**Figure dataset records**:
=======

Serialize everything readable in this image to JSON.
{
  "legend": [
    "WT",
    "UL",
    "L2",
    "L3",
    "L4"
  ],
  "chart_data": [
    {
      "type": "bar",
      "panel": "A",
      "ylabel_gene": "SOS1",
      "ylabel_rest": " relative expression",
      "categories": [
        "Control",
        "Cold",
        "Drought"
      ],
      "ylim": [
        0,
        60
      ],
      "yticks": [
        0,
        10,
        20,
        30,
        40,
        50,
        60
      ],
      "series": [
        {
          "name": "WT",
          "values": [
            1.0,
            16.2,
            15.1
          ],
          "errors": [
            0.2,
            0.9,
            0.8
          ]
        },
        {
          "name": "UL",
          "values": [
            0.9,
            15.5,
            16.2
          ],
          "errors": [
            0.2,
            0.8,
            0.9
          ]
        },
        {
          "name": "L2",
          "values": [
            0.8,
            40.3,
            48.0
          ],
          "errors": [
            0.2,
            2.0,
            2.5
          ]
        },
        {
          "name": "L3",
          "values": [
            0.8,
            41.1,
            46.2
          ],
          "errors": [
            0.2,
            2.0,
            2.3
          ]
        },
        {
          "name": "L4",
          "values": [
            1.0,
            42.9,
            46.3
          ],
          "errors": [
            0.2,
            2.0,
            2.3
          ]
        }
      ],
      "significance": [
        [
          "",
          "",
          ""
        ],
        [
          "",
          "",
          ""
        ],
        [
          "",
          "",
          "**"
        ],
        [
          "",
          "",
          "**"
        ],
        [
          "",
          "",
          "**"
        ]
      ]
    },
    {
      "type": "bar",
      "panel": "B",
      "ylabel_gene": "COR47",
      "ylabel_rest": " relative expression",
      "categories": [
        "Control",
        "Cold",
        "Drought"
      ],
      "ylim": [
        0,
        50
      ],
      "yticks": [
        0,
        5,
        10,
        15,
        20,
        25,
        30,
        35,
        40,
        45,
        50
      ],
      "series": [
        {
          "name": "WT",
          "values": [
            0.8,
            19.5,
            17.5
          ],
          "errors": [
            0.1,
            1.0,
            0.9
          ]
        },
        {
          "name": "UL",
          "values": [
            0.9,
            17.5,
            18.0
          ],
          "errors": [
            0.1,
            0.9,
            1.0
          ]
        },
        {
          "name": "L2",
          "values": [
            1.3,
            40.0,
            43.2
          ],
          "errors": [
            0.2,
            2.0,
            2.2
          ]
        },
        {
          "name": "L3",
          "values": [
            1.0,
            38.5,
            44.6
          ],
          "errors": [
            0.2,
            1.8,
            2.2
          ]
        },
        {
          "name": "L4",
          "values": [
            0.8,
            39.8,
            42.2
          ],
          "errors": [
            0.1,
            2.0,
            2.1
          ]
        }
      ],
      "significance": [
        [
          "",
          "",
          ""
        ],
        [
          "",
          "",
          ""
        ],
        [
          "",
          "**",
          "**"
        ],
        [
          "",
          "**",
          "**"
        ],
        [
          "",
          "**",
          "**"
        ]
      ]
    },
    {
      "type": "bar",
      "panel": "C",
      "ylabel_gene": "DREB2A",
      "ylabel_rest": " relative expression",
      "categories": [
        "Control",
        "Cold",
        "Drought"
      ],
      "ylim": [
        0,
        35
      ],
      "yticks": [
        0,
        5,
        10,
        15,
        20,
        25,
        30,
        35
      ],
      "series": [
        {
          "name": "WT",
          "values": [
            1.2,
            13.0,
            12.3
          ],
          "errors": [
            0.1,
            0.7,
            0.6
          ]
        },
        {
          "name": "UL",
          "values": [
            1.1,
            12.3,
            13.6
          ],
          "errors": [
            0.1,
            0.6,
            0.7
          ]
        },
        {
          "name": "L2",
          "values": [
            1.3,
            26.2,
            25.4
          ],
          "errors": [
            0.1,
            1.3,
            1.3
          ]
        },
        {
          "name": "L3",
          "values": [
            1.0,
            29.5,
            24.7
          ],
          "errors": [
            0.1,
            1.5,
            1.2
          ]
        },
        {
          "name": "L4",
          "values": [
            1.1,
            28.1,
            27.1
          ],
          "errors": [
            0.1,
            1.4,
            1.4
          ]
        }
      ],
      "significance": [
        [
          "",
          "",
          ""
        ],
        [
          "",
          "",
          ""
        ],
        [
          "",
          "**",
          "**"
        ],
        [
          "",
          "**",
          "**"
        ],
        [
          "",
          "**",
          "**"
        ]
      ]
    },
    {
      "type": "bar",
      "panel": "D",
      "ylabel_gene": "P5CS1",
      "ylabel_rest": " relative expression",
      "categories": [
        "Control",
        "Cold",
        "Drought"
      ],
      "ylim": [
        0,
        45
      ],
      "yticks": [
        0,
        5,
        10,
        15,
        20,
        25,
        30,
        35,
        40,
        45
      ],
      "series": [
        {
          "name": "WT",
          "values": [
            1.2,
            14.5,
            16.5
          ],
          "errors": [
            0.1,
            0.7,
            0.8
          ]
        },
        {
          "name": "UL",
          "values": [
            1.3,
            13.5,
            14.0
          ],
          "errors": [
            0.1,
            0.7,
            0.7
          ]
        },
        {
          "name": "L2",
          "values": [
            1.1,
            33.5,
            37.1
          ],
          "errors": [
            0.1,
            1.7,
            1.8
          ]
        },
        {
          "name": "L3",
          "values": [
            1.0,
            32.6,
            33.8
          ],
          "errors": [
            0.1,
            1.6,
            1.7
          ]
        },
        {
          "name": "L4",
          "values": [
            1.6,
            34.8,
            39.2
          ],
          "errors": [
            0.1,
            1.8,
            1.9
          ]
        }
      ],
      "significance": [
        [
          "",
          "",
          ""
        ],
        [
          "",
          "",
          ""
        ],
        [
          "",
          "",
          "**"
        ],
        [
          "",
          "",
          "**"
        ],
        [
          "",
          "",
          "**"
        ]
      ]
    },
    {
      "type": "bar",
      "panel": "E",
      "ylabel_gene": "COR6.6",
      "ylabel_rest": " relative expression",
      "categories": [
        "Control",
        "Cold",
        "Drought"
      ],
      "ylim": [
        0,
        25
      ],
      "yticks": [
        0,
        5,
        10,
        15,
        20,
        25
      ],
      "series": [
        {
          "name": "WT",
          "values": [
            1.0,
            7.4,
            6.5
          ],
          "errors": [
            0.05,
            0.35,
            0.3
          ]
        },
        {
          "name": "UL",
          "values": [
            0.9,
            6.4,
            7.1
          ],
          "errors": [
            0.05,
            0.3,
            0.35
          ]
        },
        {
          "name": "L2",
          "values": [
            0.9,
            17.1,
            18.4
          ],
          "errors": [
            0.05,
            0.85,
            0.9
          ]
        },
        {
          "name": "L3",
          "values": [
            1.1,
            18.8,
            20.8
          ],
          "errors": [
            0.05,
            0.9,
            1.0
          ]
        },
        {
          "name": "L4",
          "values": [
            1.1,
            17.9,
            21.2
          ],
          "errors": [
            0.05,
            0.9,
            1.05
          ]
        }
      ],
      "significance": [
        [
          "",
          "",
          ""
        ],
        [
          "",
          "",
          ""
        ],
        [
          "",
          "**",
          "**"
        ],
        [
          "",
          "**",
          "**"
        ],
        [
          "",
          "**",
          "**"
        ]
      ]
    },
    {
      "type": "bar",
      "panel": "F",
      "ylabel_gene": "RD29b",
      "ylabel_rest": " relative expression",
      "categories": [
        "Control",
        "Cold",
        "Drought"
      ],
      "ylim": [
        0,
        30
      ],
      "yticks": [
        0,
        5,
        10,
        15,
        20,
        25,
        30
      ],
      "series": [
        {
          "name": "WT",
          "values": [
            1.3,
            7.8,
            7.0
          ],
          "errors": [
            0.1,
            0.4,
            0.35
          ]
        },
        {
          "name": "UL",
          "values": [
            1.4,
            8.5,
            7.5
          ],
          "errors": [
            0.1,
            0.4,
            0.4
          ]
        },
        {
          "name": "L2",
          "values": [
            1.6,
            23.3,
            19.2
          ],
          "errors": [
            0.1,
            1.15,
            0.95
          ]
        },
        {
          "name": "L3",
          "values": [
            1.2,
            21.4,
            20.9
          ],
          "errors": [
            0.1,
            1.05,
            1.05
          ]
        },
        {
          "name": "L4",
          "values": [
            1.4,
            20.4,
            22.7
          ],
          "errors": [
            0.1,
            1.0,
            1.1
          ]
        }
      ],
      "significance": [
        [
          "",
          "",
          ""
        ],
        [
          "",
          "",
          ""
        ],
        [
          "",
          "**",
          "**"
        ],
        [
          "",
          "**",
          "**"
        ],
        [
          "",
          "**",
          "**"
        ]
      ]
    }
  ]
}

=======

**SET PROBLEM**: From the data above, copy each line where the string "panel" appears.

**ANSWER TO THE PROBLEM**:
      "panel": "A",
      "panel": "B",
      "panel": "C",
      "panel": "D",
      "panel": "E",
      "panel": "F",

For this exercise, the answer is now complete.